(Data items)
==*==
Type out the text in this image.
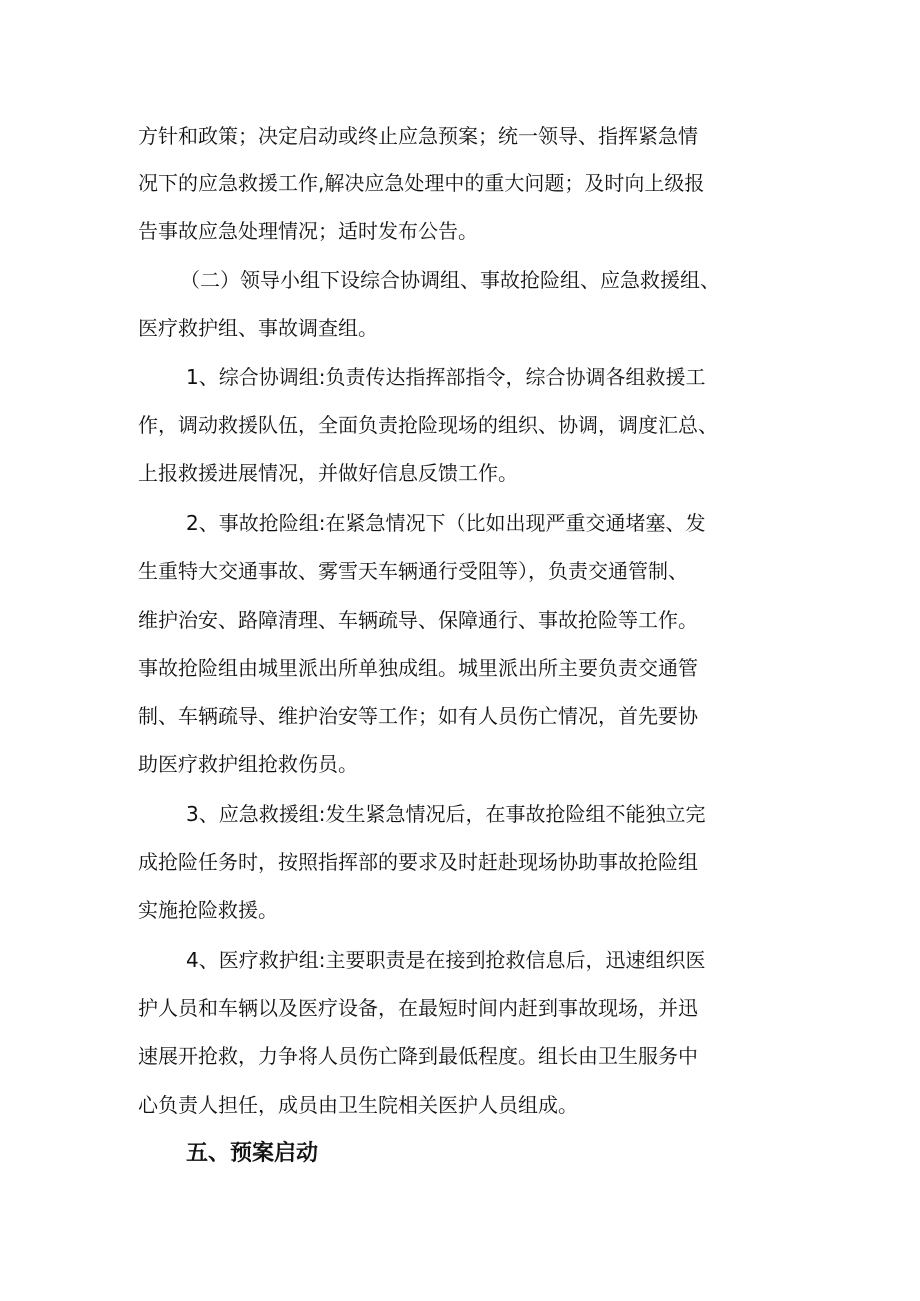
方针和政策；决定启动或终止应急预案；统一领导、指挥紧急情
况下的应急救援工作,解决应急处理中的重大问题；及时向上级报
告事故应急处理情况；适时发布公告。
（二）领导小组下设综合协调组、事故抢险组、应急救援组、
医疗救护组、事故调查组。
1、综合协调组:负责传达指挥部指令，综合协调各组救援工
作，调动救援队伍，全面负责抢险现场的组织、协调，调度汇总、
上报救援进展情况，并做好信息反馈工作。
2、事故抢险组:在紧急情况下（比如出现严重交通堵塞、发
生重特大交通事故、雾雪天车辆通行受阻等），负责交通管制、
维护治安、路障清理、车辆疏导、保障通行、事故抢险等工作。
事故抢险组由城里派出所单独成组。城里派出所主要负责交通管
制、车辆疏导、维护治安等工作；如有人员伤亡情况，首先要协
助医疗救护组抢救伤员。
3、应急救援组:发生紧急情况后，在事故抢险组不能独立完
成抢险任务时，按照指挥部的要求及时赶赴现场协助事故抢险组
实施抢险救援。
4、医疗救护组:主要职责是在接到抢救信息后，迅速组织医
护人员和车辆以及医疗设备，在最短时间内赶到事故现场，并迅
速展开抢救，力争将人员伤亡降到最低程度。组长由卫生服务中
心负责人担任，成员由卫生院相关医护人员组成。
五、预案启动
==*==
Search the entries for the word "车辆疏导", then list each line that holds it.

Response to the task =>
维护治安、路障清理、车辆疏导、保障通行、事故抢险等工作。
制、车辆疏导、维护治安等工作；如有人员伤亡情况，首先要协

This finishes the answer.